━━ Information given

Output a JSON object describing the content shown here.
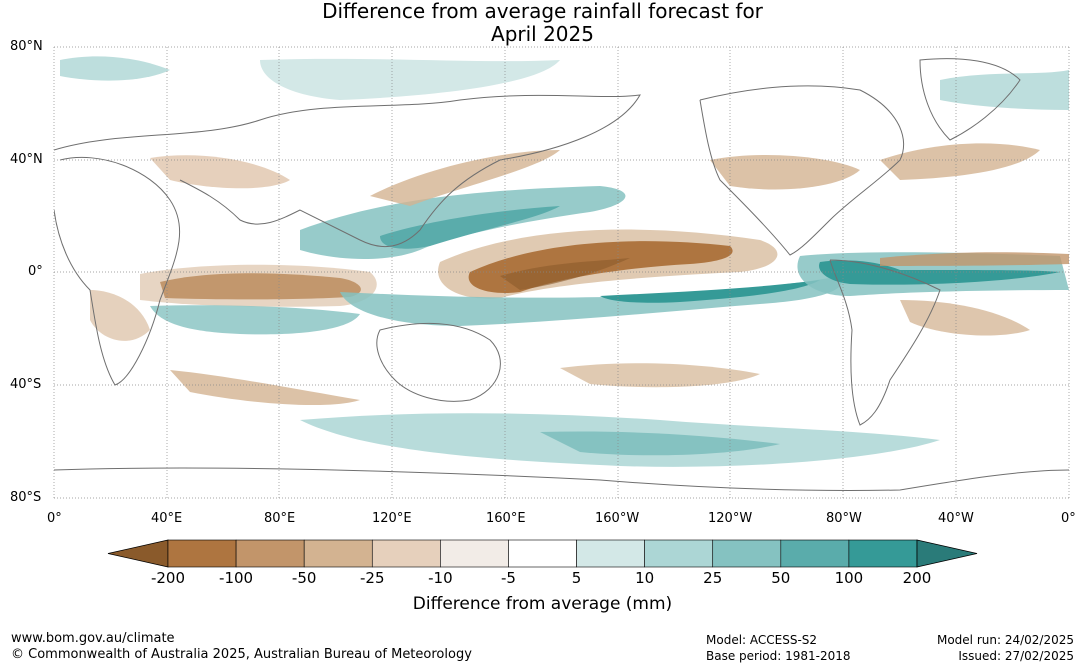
{
  "title_line1": "Difference from average rainfall forecast for",
  "title_line2": "April 2025",
  "lat_labels": [
    "80°N",
    "40°N",
    "0°",
    "40°S",
    "80°S"
  ],
  "lon_labels": [
    "0°",
    "40°E",
    "80°E",
    "120°E",
    "160°E",
    "160°W",
    "120°W",
    "80°W",
    "40°W",
    "0°"
  ],
  "colorbar": {
    "title": "Difference from average (mm)",
    "tick_labels": [
      "-200",
      "-100",
      "-50",
      "-25",
      "-10",
      "-5",
      "5",
      "10",
      "25",
      "50",
      "100",
      "200"
    ],
    "colors": [
      "#8a5a2b",
      "#ae7540",
      "#c2956a",
      "#d3b391",
      "#e6d0bc",
      "#f2ece7",
      "#ffffff",
      "#d3e8e7",
      "#acd6d5",
      "#85c2c1",
      "#5aacab",
      "#359a97",
      "#2a7b79"
    ]
  },
  "footer": {
    "website": "www.bom.gov.au/climate",
    "copyright": "© Commonwealth of Australia 2025, Australian Bureau of Meteorology",
    "model": "Model: ACCESS-S2",
    "base_period": "Base period: 1981-2018",
    "model_run": "Model run: 24/02/2025",
    "issued": "Issued: 27/02/2025"
  }
}
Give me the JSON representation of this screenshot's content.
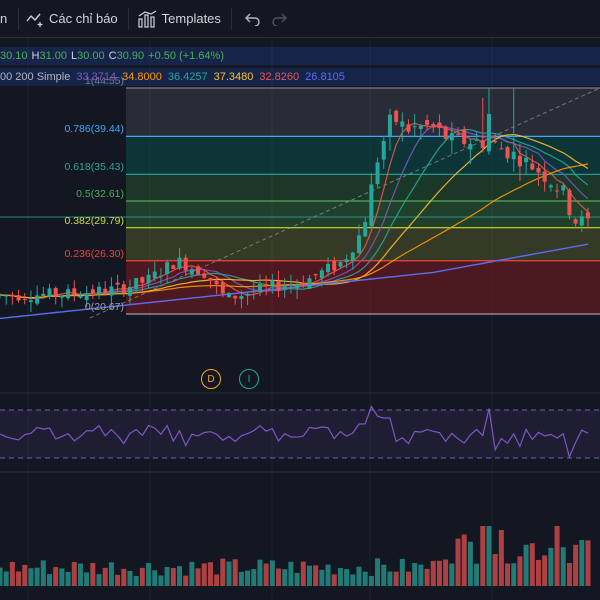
{
  "toolbar": {
    "partial_label": "n",
    "indicators_label": "Các chỉ báo",
    "templates_label": "Templates"
  },
  "legend": {
    "ohlc": [
      {
        "key": "",
        "value": "30.10"
      },
      {
        "key": "H",
        "value": "31.00"
      },
      {
        "key": "L",
        "value": "30.00"
      },
      {
        "key": "C",
        "value": "30.90"
      },
      {
        "key": "",
        "value": "+0.50 (+1.64%)"
      }
    ],
    "ma_title": "00 200 Simple",
    "ma_values": [
      {
        "value": "33.3714",
        "color": "#7e57c2"
      },
      {
        "value": "34.8000",
        "color": "#ff9800"
      },
      {
        "value": "36.4257",
        "color": "#26a69a"
      },
      {
        "value": "37.3480",
        "color": "#fbc02d"
      },
      {
        "value": "32.8260",
        "color": "#ef5350"
      },
      {
        "value": "26.8105",
        "color": "#5b6cf5"
      }
    ]
  },
  "fib_levels": [
    {
      "ratio": 1,
      "label": "1(44.55)",
      "price": 44.55,
      "color": "#787b86",
      "fill": "rgba(120,123,134,0.22)"
    },
    {
      "ratio": 0.786,
      "label": "0.786(39.44)",
      "price": 39.44,
      "color": "#42a5f5",
      "fill": "rgba(0,121,107,0.30)"
    },
    {
      "ratio": 0.618,
      "label": "0.618(35.43)",
      "price": 35.43,
      "color": "#26a69a",
      "fill": "rgba(46,125,50,0.32)"
    },
    {
      "ratio": 0.5,
      "label": "0.5(32.61)",
      "price": 32.61,
      "color": "#4caf50",
      "fill": "rgba(67,160,71,0.30)"
    },
    {
      "ratio": 0.382,
      "label": "0.382(29.79)",
      "price": 29.79,
      "color": "#cddc39",
      "fill": "rgba(205,220,57,0.18)"
    },
    {
      "ratio": 0.236,
      "label": "0.236(26.30)",
      "price": 26.3,
      "color": "#f44336",
      "fill": "rgba(183,28,28,0.35)"
    },
    {
      "ratio": 0,
      "label": "0(20.67)",
      "price": 20.67,
      "color": "#9e9e9e",
      "fill": ""
    }
  ],
  "markers": [
    {
      "label": "D",
      "color": "#f5a623"
    },
    {
      "label": "I",
      "color": "#26a69a"
    }
  ],
  "colors": {
    "up": "#26a69a",
    "down": "#ef5350",
    "background": "#131722",
    "rsi": "#7e57c2"
  }
}
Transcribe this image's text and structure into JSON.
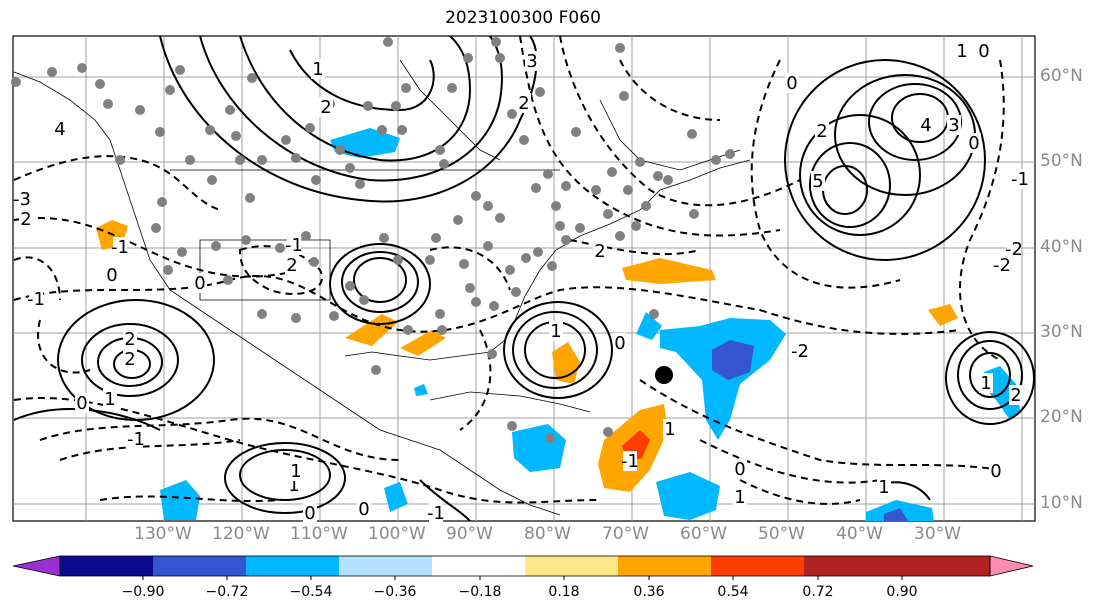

━━━━

Exercise instructions =>
Each entry must be retyped word for word, with every image omitted.

Answer to the task =>
Output a JSON object describing the content shown here.
{
  "title_line1": "Difference from average rainfall forecast for",
  "title_line2": "April 2025",
  "lat_labels": [
    "80°N",
    "40°N",
    "0°",
    "40°S",
    "80°S"
  ],
  "lon_labels": [
    "0°",
    "40°E",
    "80°E",
    "120°E",
    "160°E",
    "160°W",
    "120°W",
    "80°W",
    "40°W",
    "0°"
  ],
  "colorbar": {
    "title": "Difference from average (mm)",
    "tick_labels": [
      "-200",
      "-100",
      "-50",
      "-25",
      "-10",
      "-5",
      "5",
      "10",
      "25",
      "50",
      "100",
      "200"
    ],
    "colors": [
      "#8a5a2b",
      "#ae7540",
      "#c2956a",
      "#d3b391",
      "#e6d0bc",
      "#f2ece7",
      "#ffffff",
      "#d3e8e7",
      "#acd6d5",
      "#85c2c1",
      "#5aacab",
      "#359a97",
      "#2a7b79"
    ]
  },
  "footer": {
    "website": "www.bom.gov.au/climate",
    "copyright": "© Commonwealth of Australia 2025, Australian Bureau of Meteorology",
    "model": "Model: ACCESS-S2",
    "base_period": "Base period: 1981-2018",
    "model_run": "Model run: 24/02/2025",
    "issued": "Issued: 27/02/2025"
  }
}
Give me the JSON representation of this screenshot's content.
{
  "toolbar": {
    "partial_label": "n",
    "indicators_label": "Các chỉ báo",
    "templates_label": "Templates"
  },
  "legend": {
    "ohlc": [
      {
        "key": "",
        "value": "30.10"
      },
      {
        "key": "H",
        "value": "31.00"
      },
      {
        "key": "L",
        "value": "30.00"
      },
      {
        "key": "C",
        "value": "30.90"
      },
      {
        "key": "",
        "value": "+0.50 (+1.64%)"
      }
    ],
    "ma_title": "00 200 Simple",
    "ma_values": [
      {
        "value": "33.3714",
        "color": "#7e57c2"
      },
      {
        "value": "34.8000",
        "color": "#ff9800"
      },
      {
        "value": "36.4257",
        "color": "#26a69a"
      },
      {
        "value": "37.3480",
        "color": "#fbc02d"
      },
      {
        "value": "32.8260",
        "color": "#ef5350"
      },
      {
        "value": "26.8105",
        "color": "#5b6cf5"
      }
    ]
  },
  "fib_levels": [
    {
      "ratio": 1,
      "label": "1(44.55)",
      "price": 44.55,
      "color": "#787b86",
      "fill": "rgba(120,123,134,0.22)"
    },
    {
      "ratio": 0.786,
      "label": "0.786(39.44)",
      "price": 39.44,
      "color": "#42a5f5",
      "fill": "rgba(0,121,107,0.30)"
    },
    {
      "ratio": 0.618,
      "label": "0.618(35.43)",
      "price": 35.43,
      "color": "#26a69a",
      "fill": "rgba(46,125,50,0.32)"
    },
    {
      "ratio": 0.5,
      "label": "0.5(32.61)",
      "price": 32.61,
      "color": "#4caf50",
      "fill": "rgba(67,160,71,0.30)"
    },
    {
      "ratio": 0.382,
      "label": "0.382(29.79)",
      "price": 29.79,
      "color": "#cddc39",
      "fill": "rgba(205,220,57,0.18)"
    },
    {
      "ratio": 0.236,
      "label": "0.236(26.30)",
      "price": 26.3,
      "color": "#f44336",
      "fill": "rgba(183,28,28,0.35)"
    },
    {
      "ratio": 0,
      "label": "0(20.67)",
      "price": 20.67,
      "color": "#9e9e9e",
      "fill": ""
    }
  ],
  "markers": [
    {
      "label": "D",
      "color": "#f5a623"
    },
    {
      "label": "I",
      "color": "#26a69a"
    }
  ],
  "colors": {
    "up": "#26a69a",
    "down": "#ef5350",
    "background": "#131722",
    "rsi": "#7e57c2"
  }
}
Transcribe this image's text and structure into JSON.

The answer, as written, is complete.